• **Given exercise**
Set down every entry again word for word, please, but skip the pictures.

• **Supplied entries**
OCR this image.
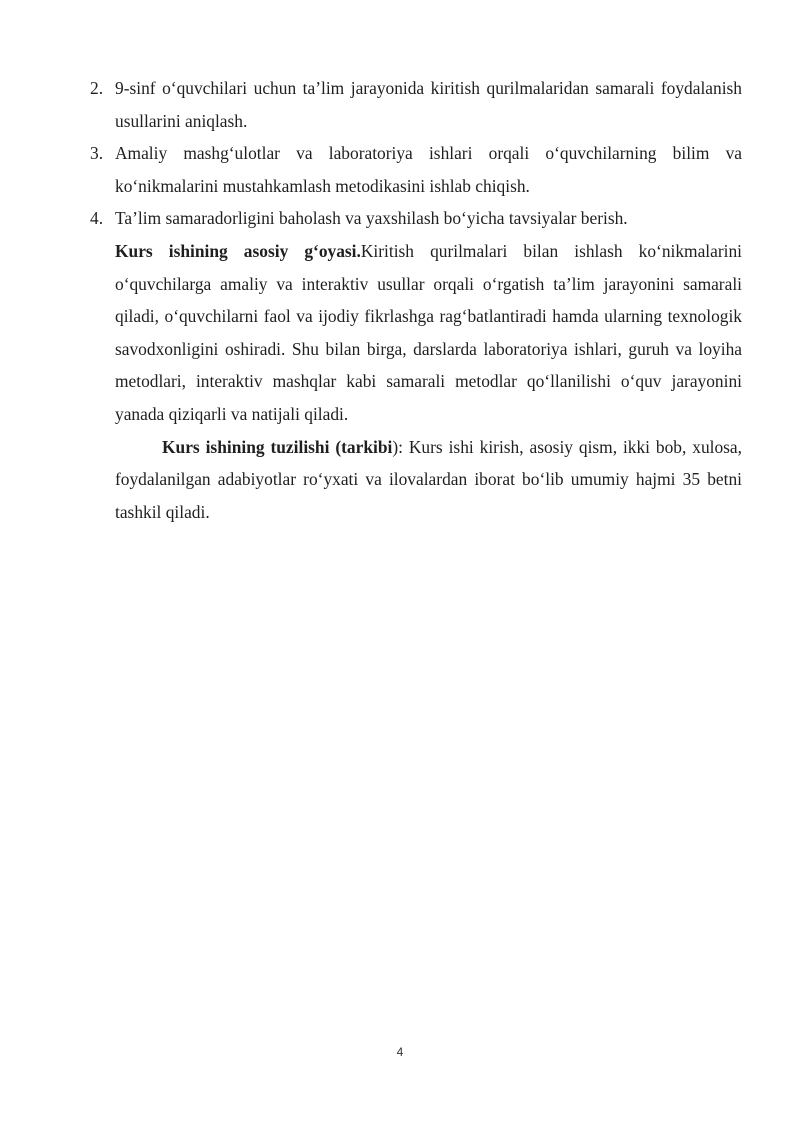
2. 9-sinf o‘quvchilari uchun ta’lim jarayonida kiritish qurilmalaridan samarali foydalanish usullarini aniqlash.
3. Amaliy mashg‘ulotlar va laboratoriya ishlari orqali o‘quvchilarning bilim va ko‘nikmalarini mustahkamlash metodikasini ishlab chiqish.
4. Ta’lim samaradorligini baholash va yaxshilash bo‘yicha tavsiyalar berish.
Kurs ishining asosiy g‘oyasi.Kiritish qurilmalari bilan ishlash ko‘nikmalarini o‘quvchilarga amaliy va interaktiv usullar orqali o‘rgatish ta’lim jarayonini samarali qiladi, o‘quvchilarni faol va ijodiy fikrlashga rag‘batlantiradi hamda ularning texnologik savodxonligini oshiradi. Shu bilan birga, darslarda laboratoriya ishlari, guruh va loyiha metodlari, interaktiv mashqlar kabi samarali metodlar qo‘llanilishi o‘quv jarayonini yanada qiziqarli va natijali qiladi.
Kurs ishining tuzilishi (tarkibi): Kurs ishi kirish, asosiy qism, ikki bob, xulosa, foydalanilgan adabiyotlar ro‘yxati va ilovalardan iborat bo‘lib umumiy hajmi 35 betni tashkil qiladi.
4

• **Correct answer**
OCR this image.
2. 9-sinf o‘quvchilari uchun ta’lim jarayonida kiritish qurilmalaridan samarali foydalanish usullarini aniqlash.
3. Amaliy mashg‘ulotlar va laboratoriya ishlari orqali o‘quvchilarning bilim va ko‘nikmalarini mustahkamlash metodikasini ishlab chiqish.
4. Ta’lim samaradorligini baholash va yaxshilash bo‘yicha tavsiyalar berish.
Kurs ishining asosiy g‘oyasi.Kiritish qurilmalari bilan ishlash ko‘nikmalarini o‘quvchilarga amaliy va interaktiv usullar orqali o‘rgatish ta’lim jarayonini samarali qiladi, o‘quvchilarni faol va ijodiy fikrlashga rag‘batlantiradi hamda ularning texnologik savodxonligini oshiradi. Shu bilan birga, darslarda laboratoriya ishlari, guruh va loyiha metodlari, interaktiv mashqlar kabi samarali metodlar qo‘llanilishi o‘quv jarayonini yanada qiziqarli va natijali qiladi.
Kurs ishining tuzilishi (tarkibi): Kurs ishi kirish, asosiy qism, ikki bob, xulosa, foydalanilgan adabiyotlar ro‘yxati va ilovalardan iborat bo‘lib umumiy hajmi 35 betni tashkil qiladi.
4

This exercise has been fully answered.